- Task instructions -
Collect every line in the records below that contains the word "Jewry".

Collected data
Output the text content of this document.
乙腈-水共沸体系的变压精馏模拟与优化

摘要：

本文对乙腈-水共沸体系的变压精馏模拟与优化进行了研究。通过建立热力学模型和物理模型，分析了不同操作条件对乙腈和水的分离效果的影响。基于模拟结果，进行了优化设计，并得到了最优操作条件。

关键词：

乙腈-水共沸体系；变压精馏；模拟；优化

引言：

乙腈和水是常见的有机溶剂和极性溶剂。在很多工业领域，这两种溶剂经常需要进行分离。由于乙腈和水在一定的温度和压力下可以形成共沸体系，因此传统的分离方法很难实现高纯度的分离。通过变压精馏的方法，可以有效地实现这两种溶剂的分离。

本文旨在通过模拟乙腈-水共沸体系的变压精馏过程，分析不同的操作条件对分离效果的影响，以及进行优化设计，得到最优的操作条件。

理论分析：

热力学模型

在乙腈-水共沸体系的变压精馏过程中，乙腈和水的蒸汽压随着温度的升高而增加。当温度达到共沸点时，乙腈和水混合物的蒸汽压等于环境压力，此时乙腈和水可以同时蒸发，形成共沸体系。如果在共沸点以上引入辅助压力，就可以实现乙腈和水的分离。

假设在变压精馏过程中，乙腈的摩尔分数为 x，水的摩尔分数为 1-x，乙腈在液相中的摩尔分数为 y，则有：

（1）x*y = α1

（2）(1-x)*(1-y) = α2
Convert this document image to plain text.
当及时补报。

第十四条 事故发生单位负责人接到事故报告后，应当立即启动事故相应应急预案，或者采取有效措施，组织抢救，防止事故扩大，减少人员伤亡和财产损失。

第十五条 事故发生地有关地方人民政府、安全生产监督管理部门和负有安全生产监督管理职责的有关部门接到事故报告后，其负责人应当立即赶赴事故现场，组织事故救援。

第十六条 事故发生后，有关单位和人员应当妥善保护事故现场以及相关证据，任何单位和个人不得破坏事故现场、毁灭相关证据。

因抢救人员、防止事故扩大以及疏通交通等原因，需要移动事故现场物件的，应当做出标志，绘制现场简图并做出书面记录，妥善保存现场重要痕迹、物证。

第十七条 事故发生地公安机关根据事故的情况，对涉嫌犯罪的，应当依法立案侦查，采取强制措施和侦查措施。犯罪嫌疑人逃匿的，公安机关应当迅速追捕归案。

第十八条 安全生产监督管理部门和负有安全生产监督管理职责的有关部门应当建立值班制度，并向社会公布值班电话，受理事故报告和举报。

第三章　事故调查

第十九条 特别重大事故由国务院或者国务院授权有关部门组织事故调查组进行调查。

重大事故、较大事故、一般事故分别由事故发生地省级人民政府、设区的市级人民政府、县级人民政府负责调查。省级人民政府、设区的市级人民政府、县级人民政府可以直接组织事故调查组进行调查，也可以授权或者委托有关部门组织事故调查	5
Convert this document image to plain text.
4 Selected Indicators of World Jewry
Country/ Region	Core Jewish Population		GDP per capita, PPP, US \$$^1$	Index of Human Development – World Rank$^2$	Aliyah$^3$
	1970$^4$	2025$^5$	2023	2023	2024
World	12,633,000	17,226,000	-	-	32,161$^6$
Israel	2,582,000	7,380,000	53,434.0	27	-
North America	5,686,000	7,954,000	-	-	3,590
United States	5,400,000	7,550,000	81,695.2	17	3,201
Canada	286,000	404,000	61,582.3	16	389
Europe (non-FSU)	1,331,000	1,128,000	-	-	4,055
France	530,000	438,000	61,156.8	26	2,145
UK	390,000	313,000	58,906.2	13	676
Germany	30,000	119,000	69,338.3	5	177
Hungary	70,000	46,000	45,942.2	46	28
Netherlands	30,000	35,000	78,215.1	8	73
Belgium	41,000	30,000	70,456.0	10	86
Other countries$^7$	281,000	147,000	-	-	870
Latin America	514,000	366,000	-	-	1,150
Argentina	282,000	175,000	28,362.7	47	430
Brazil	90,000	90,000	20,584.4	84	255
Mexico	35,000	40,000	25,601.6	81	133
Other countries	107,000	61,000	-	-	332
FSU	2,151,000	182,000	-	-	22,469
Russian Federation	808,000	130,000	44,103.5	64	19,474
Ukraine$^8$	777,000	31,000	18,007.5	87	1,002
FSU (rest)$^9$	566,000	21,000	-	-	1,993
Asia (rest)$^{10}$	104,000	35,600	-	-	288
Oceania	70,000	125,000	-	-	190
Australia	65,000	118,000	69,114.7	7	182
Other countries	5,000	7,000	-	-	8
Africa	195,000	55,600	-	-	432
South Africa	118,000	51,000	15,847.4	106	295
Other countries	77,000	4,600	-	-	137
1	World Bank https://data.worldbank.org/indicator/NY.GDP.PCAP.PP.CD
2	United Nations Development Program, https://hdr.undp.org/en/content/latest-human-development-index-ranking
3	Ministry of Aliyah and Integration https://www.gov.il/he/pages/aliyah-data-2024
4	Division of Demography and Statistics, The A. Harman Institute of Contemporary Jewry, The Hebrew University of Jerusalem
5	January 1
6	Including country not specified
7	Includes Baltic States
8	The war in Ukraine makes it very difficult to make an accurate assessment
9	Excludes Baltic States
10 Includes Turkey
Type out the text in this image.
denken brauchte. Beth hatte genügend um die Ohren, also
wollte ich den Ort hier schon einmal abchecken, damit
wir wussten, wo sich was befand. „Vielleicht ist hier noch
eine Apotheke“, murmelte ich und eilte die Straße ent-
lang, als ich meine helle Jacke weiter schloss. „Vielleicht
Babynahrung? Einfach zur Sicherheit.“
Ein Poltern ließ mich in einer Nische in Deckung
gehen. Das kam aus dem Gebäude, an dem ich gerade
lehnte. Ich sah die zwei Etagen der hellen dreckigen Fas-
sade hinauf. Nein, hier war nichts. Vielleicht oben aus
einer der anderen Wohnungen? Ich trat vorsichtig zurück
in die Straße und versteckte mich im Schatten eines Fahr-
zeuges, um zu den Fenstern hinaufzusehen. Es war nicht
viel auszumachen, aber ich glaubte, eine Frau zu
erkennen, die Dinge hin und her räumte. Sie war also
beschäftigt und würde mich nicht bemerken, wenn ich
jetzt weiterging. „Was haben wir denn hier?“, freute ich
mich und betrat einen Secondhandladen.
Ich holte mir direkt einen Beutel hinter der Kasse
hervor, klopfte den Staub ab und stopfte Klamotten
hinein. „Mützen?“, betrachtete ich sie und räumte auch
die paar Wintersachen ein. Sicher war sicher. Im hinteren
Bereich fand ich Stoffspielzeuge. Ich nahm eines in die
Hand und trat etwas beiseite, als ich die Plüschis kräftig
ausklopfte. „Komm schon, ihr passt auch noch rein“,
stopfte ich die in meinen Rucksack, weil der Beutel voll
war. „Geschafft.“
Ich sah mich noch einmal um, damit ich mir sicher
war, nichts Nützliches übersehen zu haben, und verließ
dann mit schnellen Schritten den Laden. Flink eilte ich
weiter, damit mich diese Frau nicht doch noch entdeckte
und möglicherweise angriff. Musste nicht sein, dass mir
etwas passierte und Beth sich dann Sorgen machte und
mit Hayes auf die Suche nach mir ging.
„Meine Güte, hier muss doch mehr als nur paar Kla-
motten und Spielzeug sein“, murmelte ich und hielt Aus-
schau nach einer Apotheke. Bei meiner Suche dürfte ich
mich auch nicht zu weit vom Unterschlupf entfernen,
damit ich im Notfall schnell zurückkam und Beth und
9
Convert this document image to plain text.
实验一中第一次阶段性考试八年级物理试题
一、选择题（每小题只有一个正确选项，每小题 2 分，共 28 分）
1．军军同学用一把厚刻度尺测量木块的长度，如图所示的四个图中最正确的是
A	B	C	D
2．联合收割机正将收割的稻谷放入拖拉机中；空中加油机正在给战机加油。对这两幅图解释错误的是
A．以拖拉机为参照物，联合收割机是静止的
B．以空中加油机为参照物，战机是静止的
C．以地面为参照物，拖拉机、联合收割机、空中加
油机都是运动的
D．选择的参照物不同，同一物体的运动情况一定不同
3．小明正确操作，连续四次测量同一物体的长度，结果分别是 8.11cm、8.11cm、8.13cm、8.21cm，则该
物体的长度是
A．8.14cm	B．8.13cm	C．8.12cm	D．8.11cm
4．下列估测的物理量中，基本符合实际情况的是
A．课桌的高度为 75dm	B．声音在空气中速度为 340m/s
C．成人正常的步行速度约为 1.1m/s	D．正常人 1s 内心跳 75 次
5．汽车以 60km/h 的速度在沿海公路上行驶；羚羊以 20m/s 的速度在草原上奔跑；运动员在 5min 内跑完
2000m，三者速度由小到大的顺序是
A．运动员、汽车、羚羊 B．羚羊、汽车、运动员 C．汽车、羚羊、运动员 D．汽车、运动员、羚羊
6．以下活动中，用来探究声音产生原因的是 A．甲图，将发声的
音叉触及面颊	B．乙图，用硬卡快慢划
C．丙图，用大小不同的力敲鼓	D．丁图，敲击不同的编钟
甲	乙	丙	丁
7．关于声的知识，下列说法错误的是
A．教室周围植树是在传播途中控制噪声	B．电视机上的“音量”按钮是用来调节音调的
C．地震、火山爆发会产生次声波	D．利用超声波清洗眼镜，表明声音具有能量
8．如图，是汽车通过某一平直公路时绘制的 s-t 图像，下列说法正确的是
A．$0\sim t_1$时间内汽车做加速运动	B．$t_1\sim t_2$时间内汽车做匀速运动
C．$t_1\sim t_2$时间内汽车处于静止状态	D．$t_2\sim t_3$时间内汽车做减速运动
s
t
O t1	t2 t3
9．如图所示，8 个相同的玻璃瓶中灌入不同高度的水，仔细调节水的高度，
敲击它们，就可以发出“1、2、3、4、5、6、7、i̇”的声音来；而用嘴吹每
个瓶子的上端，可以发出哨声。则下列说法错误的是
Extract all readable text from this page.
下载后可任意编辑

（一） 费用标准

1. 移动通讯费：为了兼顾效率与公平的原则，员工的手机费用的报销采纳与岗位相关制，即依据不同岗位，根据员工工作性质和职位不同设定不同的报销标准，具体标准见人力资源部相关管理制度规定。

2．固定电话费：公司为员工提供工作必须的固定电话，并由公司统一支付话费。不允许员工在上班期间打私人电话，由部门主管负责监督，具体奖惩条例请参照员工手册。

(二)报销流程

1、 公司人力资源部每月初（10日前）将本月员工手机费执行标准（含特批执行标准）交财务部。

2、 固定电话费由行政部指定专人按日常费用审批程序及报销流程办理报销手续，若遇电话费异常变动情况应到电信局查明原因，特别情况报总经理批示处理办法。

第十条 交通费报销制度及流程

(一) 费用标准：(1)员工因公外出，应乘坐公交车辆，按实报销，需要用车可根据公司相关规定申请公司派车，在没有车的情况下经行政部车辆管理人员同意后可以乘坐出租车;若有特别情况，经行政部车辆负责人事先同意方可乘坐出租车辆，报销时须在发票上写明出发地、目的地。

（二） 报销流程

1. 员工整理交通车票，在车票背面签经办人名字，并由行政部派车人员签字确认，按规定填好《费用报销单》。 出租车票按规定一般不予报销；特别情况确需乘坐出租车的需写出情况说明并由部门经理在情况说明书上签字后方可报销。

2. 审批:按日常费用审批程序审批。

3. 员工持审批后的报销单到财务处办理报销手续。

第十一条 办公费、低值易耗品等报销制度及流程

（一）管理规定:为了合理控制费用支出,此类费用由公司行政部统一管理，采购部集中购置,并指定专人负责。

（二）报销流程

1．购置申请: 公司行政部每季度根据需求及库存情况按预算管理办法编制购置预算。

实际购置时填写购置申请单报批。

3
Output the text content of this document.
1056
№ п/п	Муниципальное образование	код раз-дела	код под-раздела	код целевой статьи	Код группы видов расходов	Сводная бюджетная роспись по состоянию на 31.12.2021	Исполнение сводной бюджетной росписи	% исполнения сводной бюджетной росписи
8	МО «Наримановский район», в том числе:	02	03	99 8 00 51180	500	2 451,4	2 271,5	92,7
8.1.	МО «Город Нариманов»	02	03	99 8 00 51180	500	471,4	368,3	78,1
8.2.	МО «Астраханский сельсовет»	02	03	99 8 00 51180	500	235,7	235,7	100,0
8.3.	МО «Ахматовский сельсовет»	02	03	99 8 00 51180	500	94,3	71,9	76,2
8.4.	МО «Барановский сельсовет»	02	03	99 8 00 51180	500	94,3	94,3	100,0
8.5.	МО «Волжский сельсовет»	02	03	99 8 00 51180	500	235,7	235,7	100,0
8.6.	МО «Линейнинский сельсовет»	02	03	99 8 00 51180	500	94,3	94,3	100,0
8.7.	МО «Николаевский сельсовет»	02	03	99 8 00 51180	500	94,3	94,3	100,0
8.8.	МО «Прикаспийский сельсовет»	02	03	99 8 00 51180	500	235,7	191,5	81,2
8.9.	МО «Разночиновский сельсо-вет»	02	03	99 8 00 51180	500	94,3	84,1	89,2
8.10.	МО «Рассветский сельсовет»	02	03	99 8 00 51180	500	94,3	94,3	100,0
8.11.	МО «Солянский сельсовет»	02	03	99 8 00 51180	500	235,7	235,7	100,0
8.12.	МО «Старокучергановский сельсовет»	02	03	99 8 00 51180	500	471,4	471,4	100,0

- Response -
4 Selected Indicators of World Jewry
4	Division of Demography and Statistics, The A. Harman Institute of Contemporary Jewry, The Hebrew University of Jerusalem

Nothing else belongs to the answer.